GOAL = Count how many lines hold the string "true", and give only that number.
━━━━━━━━━━━━━━━━
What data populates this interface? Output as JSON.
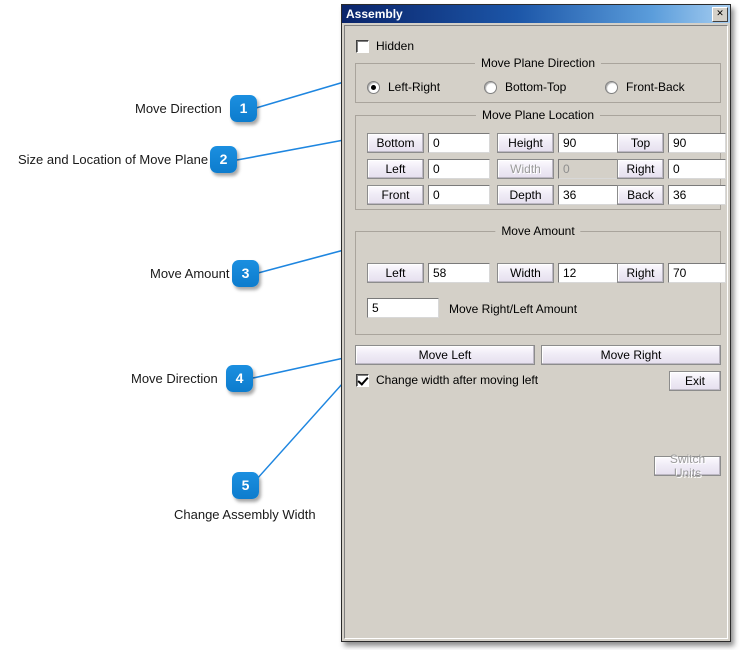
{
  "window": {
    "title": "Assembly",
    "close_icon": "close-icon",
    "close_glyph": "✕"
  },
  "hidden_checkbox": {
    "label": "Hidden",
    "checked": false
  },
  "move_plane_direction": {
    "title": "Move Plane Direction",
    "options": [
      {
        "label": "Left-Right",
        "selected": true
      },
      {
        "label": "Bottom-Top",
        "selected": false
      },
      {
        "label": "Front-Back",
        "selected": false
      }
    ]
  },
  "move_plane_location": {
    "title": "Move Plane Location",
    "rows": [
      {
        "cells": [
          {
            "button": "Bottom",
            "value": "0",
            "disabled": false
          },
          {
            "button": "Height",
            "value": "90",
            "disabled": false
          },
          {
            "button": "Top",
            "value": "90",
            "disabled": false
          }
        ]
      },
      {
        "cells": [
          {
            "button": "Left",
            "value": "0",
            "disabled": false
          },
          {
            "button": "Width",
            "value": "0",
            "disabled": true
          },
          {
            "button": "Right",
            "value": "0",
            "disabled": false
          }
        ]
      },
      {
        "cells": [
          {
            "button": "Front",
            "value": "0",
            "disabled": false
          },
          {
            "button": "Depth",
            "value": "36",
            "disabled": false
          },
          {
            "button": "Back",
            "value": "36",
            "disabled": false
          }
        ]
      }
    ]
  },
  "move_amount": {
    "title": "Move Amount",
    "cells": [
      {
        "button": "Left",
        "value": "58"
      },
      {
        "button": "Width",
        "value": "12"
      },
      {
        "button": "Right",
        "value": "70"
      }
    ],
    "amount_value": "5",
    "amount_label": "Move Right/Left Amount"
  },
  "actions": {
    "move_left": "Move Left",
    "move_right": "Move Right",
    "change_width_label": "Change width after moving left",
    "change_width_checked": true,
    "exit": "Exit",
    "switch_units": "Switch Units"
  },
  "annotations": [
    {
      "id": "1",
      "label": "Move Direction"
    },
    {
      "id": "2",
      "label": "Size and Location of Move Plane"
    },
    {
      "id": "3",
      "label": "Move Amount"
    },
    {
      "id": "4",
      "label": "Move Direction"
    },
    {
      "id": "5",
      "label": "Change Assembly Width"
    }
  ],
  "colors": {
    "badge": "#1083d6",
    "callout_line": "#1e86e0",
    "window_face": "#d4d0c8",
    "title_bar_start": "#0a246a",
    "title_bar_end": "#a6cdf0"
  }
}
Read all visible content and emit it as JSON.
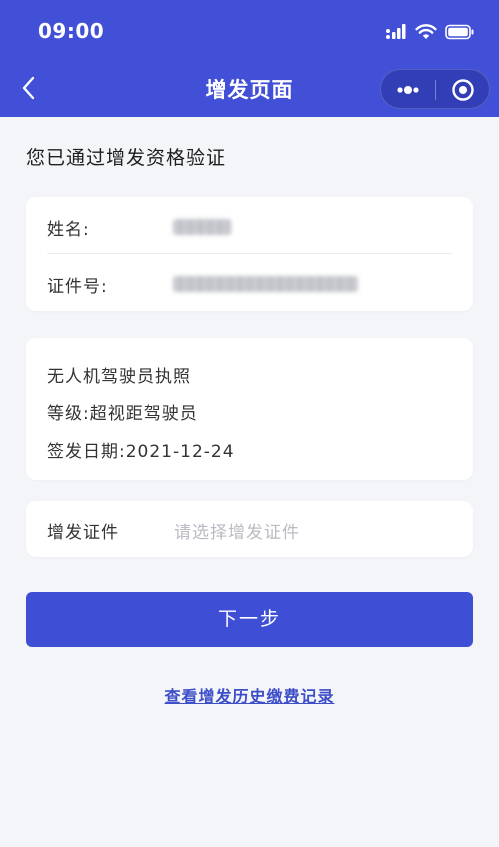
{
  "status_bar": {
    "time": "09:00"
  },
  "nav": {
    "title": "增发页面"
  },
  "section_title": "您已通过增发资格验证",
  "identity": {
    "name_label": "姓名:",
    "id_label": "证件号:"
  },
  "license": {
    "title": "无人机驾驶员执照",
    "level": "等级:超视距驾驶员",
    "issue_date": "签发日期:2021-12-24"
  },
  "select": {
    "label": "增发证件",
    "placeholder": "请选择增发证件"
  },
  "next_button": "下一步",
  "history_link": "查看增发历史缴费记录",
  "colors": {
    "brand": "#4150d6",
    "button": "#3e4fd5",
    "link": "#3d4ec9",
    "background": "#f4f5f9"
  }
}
━━━━━━━━━━━━━━━━
REPLY TO THE TASK = 3